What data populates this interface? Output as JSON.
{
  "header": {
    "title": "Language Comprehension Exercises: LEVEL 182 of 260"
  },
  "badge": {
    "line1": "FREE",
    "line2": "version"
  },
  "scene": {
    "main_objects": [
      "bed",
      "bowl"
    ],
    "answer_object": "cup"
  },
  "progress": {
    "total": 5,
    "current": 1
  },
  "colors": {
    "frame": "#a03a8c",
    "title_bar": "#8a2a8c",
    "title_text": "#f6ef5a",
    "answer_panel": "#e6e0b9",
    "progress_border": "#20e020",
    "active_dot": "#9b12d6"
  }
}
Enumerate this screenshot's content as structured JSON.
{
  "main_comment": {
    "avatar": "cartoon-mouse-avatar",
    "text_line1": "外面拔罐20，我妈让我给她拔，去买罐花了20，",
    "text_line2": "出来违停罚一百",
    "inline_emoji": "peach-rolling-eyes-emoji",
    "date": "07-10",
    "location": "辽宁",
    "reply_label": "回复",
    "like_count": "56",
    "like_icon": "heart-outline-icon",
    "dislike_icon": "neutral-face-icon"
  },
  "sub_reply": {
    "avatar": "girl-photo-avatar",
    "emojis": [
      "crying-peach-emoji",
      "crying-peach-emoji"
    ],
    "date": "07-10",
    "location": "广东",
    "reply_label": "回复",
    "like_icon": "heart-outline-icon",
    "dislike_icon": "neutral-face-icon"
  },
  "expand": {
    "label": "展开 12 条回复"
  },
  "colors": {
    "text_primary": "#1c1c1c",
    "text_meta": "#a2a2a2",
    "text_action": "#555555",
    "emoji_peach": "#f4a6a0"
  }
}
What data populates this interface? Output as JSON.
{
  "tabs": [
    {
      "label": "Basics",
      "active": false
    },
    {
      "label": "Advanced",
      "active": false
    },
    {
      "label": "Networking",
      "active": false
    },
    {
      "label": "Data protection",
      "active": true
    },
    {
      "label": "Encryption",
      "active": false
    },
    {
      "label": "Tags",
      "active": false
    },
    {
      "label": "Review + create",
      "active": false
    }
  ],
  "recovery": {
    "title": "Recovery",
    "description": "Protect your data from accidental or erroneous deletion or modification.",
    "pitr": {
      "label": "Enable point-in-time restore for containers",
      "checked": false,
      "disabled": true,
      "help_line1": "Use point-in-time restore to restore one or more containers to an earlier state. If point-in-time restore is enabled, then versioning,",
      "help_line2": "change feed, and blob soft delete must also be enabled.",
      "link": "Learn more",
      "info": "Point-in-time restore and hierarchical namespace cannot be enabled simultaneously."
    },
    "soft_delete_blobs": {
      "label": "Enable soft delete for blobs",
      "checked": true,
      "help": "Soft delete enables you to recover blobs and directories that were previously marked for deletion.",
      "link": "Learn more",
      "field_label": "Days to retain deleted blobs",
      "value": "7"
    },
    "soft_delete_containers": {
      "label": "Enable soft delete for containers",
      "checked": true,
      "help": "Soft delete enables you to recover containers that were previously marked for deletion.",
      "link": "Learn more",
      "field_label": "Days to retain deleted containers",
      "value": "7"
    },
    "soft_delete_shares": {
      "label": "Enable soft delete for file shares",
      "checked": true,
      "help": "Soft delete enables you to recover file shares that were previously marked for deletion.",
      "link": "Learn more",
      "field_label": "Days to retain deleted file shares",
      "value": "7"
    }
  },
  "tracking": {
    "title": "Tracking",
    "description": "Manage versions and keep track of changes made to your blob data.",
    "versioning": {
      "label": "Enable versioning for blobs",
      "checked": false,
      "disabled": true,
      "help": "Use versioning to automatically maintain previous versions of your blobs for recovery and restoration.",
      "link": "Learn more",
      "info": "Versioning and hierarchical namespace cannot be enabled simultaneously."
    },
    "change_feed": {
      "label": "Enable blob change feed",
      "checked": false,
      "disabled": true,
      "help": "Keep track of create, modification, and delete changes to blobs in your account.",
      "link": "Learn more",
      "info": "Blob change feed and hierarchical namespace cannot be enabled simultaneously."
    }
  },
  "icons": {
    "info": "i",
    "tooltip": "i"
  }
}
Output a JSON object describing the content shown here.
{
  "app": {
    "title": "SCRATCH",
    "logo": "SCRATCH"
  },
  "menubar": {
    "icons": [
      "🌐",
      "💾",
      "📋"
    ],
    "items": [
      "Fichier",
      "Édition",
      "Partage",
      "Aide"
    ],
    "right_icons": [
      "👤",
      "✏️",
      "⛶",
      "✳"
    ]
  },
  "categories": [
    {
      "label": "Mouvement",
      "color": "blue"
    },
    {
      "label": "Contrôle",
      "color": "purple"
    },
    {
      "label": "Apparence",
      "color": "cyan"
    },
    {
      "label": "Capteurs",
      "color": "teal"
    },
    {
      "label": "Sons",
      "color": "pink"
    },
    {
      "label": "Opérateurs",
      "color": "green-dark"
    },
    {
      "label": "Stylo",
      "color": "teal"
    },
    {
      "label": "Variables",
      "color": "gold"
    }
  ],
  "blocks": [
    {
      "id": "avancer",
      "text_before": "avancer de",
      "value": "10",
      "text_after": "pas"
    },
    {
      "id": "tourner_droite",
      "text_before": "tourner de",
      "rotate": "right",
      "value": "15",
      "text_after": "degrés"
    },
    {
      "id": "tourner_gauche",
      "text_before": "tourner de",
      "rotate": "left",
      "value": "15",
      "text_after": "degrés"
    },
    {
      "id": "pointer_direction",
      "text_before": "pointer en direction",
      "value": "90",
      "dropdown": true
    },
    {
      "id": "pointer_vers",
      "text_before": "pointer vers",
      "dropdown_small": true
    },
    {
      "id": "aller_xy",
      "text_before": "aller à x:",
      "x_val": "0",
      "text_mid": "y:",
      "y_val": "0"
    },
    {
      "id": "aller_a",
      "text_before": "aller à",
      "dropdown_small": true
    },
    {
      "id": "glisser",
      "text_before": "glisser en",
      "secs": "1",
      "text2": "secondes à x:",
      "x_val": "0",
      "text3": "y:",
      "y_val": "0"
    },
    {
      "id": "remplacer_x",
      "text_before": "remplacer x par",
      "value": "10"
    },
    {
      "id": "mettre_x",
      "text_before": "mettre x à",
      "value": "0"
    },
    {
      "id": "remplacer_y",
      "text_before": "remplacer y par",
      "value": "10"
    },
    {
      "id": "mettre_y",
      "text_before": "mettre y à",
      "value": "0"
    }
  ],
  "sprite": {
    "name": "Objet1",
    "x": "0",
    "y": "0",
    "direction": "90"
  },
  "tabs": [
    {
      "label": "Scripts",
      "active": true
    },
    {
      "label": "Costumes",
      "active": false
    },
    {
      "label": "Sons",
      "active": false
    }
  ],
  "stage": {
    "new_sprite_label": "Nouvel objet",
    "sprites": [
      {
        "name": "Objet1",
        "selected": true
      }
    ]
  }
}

======

Problem requirements:
Your task is to extract all of the records exactly.

Output of the task:
What data populates this interface? Output as JSON.
{
  "header": {
    "title": "Language Comprehension Exercises: LEVEL 182 of 260"
  },
  "badge": {
    "line1": "FREE",
    "line2": "version"
  },
  "scene": {
    "main_objects": [
      "bed",
      "bowl"
    ],
    "answer_object": "cup"
  },
  "progress": {
    "total": 5,
    "current": 1
  },
  "colors": {
    "frame": "#a03a8c",
    "title_bar": "#8a2a8c",
    "title_text": "#f6ef5a",
    "answer_panel": "#e6e0b9",
    "progress_border": "#20e020",
    "active_dot": "#9b12d6"
  }
}
Enumerate this screenshot's content as structured JSON.
{
  "main_comment": {
    "avatar": "cartoon-mouse-avatar",
    "text_line1": "外面拔罐20，我妈让我给她拔，去买罐花了20，",
    "text_line2": "出来违停罚一百",
    "inline_emoji": "peach-rolling-eyes-emoji",
    "date": "07-10",
    "location": "辽宁",
    "reply_label": "回复",
    "like_count": "56",
    "like_icon": "heart-outline-icon",
    "dislike_icon": "neutral-face-icon"
  },
  "sub_reply": {
    "avatar": "girl-photo-avatar",
    "emojis": [
      "crying-peach-emoji",
      "crying-peach-emoji"
    ],
    "date": "07-10",
    "location": "广东",
    "reply_label": "回复",
    "like_icon": "heart-outline-icon",
    "dislike_icon": "neutral-face-icon"
  },
  "expand": {
    "label": "展开 12 条回复"
  },
  "colors": {
    "text_primary": "#1c1c1c",
    "text_meta": "#a2a2a2",
    "text_action": "#555555",
    "emoji_peach": "#f4a6a0"
  }
}
What data populates this interface? Output as JSON.
{
  "tabs": [
    {
      "label": "Basics",
      "active": false
    },
    {
      "label": "Advanced",
      "active": false
    },
    {
      "label": "Networking",
      "active": false
    },
    {
      "label": "Data protection",
      "active": true
    },
    {
      "label": "Encryption",
      "active": false
    },
    {
      "label": "Tags",
      "active": false
    },
    {
      "label": "Review + create",
      "active": false
    }
  ],
  "recovery": {
    "title": "Recovery",
    "description": "Protect your data from accidental or erroneous deletion or modification.",
    "pitr": {
      "label": "Enable point-in-time restore for containers",
      "checked": false,
      "disabled": true,
      "help_line1": "Use point-in-time restore to restore one or more containers to an earlier state. If point-in-time restore is enabled, then versioning,",
      "help_line2": "change feed, and blob soft delete must also be enabled.",
      "link": "Learn more",
      "info": "Point-in-time restore and hierarchical namespace cannot be enabled simultaneously."
    },
    "soft_delete_blobs": {
      "label": "Enable soft delete for blobs",
      "checked": true,
      "help": "Soft delete enables you to recover blobs and directories that were previously marked for deletion.",
      "link": "Learn more",
      "field_label": "Days to retain deleted blobs",
      "value": "7"
    },
    "soft_delete_containers": {
      "label": "Enable soft delete for containers",
      "checked": true,
      "help": "Soft delete enables you to recover containers that were previously marked for deletion.",
      "link": "Learn more",
      "field_label": "Days to retain deleted containers",
      "value": "7"
    },
    "soft_delete_shares": {
      "label": "Enable soft delete for file shares",
      "checked": true,
      "help": "Soft delete enables you to recover file shares that were previously marked for deletion.",
      "link": "Learn more",
      "field_label": "Days to retain deleted file shares",
      "value": "7"
    }
  },
  "tracking": {
    "title": "Tracking",
    "description": "Manage versions and keep track of changes made to your blob data.",
    "versioning": {
      "label": "Enable versioning for blobs",
      "checked": false,
      "disabled": true,
      "help": "Use versioning to automatically maintain previous versions of your blobs for recovery and restoration.",
      "link": "Learn more",
      "info": "Versioning and hierarchical namespace cannot be enabled simultaneously."
    },
    "change_feed": {
      "label": "Enable blob change feed",
      "checked": false,
      "disabled": true,
      "help": "Keep track of create, modification, and delete changes to blobs in your account.",
      "link": "Learn more",
      "info": "Blob change feed and hierarchical namespace cannot be enabled simultaneously."
    }
  },
  "icons": {
    "info": "i",
    "tooltip": "i"
  }
}
Output a JSON object describing the content shown here.
{
  "app": {
    "title": "SCRATCH",
    "logo": "SCRATCH"
  },
  "menubar": {
    "icons": [
      "🌐",
      "💾",
      "📋"
    ],
    "items": [
      "Fichier",
      "Édition",
      "Partage",
      "Aide"
    ],
    "right_icons": [
      "👤",
      "✏️",
      "⛶",
      "✳"
    ]
  },
  "categories": [
    {
      "label": "Mouvement",
      "color": "blue"
    },
    {
      "label": "Contrôle",
      "color": "purple"
    },
    {
      "label": "Apparence",
      "color": "cyan"
    },
    {
      "label": "Capteurs",
      "color": "teal"
    },
    {
      "label": "Sons",
      "color": "pink"
    },
    {
      "label": "Opérateurs",
      "color": "green-dark"
    },
    {
      "label": "Stylo",
      "color": "teal"
    },
    {
      "label": "Variables",
      "color": "gold"
    }
  ],
  "blocks": [
    {
      "id": "avancer",
      "text_before": "avancer de",
      "value": "10",
      "text_after": "pas"
    },
    {
      "id": "tourner_droite",
      "text_before": "tourner de",
      "rotate": "right",
      "value": "15",
      "text_after": "degrés"
    },
    {
      "id": "tourner_gauche",
      "text_before": "tourner de",
      "rotate": "left",
      "value": "15",
      "text_after": "degrés"
    },
    {
      "id": "pointer_direction",
      "text_before": "pointer en direction",
      "value": "90",
      "dropdown": true
    },
    {
      "id": "pointer_vers",
      "text_before": "pointer vers",
      "dropdown_small": true
    },
    {
      "id": "aller_xy",
      "text_before": "aller à x:",
      "x_val": "0",
      "text_mid": "y:",
      "y_val": "0"
    },
    {
      "id": "aller_a",
      "text_before": "aller à",
      "dropdown_small": true
    },
    {
      "id": "glisser",
      "text_before": "glisser en",
      "secs": "1",
      "text2": "secondes à x:",
      "x_val": "0",
      "text3": "y:",
      "y_val": "0"
    },
    {
      "id": "remplacer_x",
      "text_before": "remplacer x par",
      "value": "10"
    },
    {
      "id": "mettre_x",
      "text_before": "mettre x à",
      "value": "0"
    },
    {
      "id": "remplacer_y",
      "text_before": "remplacer y par",
      "value": "10"
    },
    {
      "id": "mettre_y",
      "text_before": "mettre y à",
      "value": "0"
    }
  ],
  "sprite": {
    "name": "Objet1",
    "x": "0",
    "y": "0",
    "direction": "90"
  },
  "tabs": [
    {
      "label": "Scripts",
      "active": true
    },
    {
      "label": "Costumes",
      "active": false
    },
    {
      "label": "Sons",
      "active": false
    }
  ],
  "stage": {
    "new_sprite_label": "Nouvel objet",
    "sprites": [
      {
        "name": "Objet1",
        "selected": true
      }
    ]
  }
}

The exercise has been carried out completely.